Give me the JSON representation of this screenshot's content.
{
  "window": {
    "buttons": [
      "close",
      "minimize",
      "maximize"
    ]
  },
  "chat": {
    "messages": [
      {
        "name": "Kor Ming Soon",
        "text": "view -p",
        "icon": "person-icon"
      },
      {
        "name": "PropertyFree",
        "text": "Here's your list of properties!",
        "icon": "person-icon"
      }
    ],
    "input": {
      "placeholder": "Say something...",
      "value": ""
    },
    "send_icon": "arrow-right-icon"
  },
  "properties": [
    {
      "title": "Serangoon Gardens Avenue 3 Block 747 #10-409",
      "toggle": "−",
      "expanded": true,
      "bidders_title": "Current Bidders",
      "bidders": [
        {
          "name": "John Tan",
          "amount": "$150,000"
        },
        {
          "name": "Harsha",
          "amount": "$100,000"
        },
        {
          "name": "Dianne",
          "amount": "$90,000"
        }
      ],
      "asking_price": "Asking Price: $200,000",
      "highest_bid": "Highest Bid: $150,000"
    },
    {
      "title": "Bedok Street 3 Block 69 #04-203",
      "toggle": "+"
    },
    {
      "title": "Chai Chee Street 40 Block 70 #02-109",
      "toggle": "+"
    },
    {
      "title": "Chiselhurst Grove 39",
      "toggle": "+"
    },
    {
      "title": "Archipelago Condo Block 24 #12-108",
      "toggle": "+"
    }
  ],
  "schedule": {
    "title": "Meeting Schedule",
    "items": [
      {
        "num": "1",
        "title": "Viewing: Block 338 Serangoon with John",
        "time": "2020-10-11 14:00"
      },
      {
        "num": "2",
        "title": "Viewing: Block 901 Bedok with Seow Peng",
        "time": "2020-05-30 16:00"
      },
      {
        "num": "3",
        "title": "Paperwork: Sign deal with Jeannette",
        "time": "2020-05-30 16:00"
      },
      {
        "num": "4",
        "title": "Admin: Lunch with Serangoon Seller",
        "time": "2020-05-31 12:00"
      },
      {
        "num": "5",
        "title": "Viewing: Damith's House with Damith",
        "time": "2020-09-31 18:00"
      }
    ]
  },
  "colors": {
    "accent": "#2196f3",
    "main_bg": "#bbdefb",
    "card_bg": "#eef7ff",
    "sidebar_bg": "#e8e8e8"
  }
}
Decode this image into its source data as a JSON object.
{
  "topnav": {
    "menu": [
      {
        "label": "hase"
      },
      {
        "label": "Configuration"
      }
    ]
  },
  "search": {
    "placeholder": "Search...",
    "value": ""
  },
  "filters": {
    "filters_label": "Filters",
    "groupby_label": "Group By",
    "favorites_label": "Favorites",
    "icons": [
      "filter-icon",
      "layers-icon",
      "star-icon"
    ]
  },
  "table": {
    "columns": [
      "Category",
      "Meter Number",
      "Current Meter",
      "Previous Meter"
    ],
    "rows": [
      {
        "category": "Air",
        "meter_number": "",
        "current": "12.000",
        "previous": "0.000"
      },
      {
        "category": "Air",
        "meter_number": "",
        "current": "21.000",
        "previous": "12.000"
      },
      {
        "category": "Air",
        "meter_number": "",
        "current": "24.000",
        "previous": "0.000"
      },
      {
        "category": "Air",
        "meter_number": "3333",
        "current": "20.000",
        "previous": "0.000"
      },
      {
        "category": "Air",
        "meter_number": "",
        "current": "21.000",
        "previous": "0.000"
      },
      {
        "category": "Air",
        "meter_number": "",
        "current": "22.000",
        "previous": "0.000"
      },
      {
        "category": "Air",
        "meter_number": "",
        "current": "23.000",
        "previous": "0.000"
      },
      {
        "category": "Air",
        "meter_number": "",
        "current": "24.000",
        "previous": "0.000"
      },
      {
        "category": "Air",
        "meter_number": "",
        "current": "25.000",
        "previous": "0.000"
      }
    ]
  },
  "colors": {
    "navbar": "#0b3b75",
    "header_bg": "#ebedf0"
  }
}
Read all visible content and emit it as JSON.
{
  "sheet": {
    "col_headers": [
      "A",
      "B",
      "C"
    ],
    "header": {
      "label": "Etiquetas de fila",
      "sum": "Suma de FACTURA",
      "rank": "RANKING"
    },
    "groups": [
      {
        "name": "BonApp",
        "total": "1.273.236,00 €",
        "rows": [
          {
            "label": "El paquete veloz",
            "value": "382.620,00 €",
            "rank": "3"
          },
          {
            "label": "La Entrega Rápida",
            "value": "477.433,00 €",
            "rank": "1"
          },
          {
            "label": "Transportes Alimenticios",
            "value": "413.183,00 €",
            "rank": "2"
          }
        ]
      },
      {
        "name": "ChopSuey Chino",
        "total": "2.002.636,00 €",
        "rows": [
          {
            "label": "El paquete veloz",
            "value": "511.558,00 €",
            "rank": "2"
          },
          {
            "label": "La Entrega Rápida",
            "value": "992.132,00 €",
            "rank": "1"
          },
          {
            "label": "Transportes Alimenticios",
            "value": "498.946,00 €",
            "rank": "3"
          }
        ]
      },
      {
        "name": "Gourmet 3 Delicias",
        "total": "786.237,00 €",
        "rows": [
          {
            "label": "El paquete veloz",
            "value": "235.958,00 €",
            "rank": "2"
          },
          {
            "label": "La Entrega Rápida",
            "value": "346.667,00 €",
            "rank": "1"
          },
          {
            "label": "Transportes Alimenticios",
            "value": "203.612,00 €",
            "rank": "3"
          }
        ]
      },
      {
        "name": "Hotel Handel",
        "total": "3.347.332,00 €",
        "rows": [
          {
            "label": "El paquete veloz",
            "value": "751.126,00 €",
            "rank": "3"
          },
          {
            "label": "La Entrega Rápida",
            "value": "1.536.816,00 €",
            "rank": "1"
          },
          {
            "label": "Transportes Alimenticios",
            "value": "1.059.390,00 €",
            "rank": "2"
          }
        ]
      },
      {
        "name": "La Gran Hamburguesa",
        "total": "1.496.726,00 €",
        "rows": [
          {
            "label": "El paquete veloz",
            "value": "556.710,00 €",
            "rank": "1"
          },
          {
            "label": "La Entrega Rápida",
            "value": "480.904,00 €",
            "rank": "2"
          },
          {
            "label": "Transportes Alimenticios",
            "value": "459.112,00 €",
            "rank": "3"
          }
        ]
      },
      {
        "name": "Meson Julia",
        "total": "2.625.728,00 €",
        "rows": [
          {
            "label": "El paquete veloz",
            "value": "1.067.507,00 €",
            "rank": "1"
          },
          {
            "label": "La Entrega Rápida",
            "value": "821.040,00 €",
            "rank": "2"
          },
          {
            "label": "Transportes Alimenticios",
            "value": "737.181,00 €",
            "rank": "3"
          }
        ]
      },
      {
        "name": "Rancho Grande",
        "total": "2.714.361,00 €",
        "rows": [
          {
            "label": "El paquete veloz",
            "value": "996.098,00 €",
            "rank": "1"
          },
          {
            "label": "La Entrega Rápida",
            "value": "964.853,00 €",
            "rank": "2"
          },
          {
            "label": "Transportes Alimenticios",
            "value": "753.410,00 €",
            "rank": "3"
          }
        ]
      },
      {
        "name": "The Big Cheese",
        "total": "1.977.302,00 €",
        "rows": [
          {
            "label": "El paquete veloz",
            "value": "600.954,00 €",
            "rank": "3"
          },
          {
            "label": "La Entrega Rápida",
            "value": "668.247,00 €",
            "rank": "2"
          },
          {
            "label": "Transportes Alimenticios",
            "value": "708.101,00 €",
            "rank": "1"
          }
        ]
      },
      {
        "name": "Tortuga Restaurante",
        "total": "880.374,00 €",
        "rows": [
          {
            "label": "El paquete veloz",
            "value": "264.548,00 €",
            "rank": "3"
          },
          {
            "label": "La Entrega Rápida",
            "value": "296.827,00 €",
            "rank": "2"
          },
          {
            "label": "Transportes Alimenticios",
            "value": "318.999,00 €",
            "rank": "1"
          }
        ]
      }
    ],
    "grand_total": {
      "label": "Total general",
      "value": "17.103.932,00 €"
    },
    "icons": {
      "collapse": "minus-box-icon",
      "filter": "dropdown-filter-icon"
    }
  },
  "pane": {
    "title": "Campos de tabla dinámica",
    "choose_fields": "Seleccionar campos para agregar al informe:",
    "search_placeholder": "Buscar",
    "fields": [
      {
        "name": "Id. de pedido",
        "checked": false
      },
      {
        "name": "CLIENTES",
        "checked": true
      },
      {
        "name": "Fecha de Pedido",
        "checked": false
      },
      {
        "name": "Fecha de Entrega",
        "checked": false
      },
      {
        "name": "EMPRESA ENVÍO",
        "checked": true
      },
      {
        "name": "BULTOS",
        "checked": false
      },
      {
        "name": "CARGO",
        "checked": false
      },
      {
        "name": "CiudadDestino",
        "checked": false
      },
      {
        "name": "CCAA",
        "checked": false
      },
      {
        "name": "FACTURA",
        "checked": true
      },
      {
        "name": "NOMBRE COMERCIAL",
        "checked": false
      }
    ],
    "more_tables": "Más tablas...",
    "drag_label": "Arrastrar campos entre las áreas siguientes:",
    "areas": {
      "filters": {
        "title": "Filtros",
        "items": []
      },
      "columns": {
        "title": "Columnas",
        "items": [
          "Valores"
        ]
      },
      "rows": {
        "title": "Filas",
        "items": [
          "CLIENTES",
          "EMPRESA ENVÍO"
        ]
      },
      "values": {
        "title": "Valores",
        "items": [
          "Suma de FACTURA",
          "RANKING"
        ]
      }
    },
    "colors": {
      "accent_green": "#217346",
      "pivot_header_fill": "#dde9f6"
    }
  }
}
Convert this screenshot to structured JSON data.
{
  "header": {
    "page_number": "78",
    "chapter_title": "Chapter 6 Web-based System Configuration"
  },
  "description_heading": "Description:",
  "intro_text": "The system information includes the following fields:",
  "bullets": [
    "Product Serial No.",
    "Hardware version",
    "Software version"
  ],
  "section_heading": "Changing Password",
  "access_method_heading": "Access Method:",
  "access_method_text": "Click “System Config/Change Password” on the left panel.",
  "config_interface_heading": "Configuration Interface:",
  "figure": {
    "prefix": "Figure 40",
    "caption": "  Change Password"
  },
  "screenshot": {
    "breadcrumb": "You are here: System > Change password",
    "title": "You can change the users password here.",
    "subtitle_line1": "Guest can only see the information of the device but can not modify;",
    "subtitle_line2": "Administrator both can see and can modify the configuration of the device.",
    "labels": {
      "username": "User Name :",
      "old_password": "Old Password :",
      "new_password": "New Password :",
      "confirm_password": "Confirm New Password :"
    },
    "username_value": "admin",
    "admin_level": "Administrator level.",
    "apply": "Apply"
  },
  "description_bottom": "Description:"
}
--------------------------------------------------
- [What to do]:
Return each full line of the entries that contains the word "JSON".

- [Answer below]:
Give me the JSON representation of this screenshot's content.
Decode this image into its source data as a JSON object.
Read all visible content and emit it as JSON.
Convert this screenshot to structured JSON data.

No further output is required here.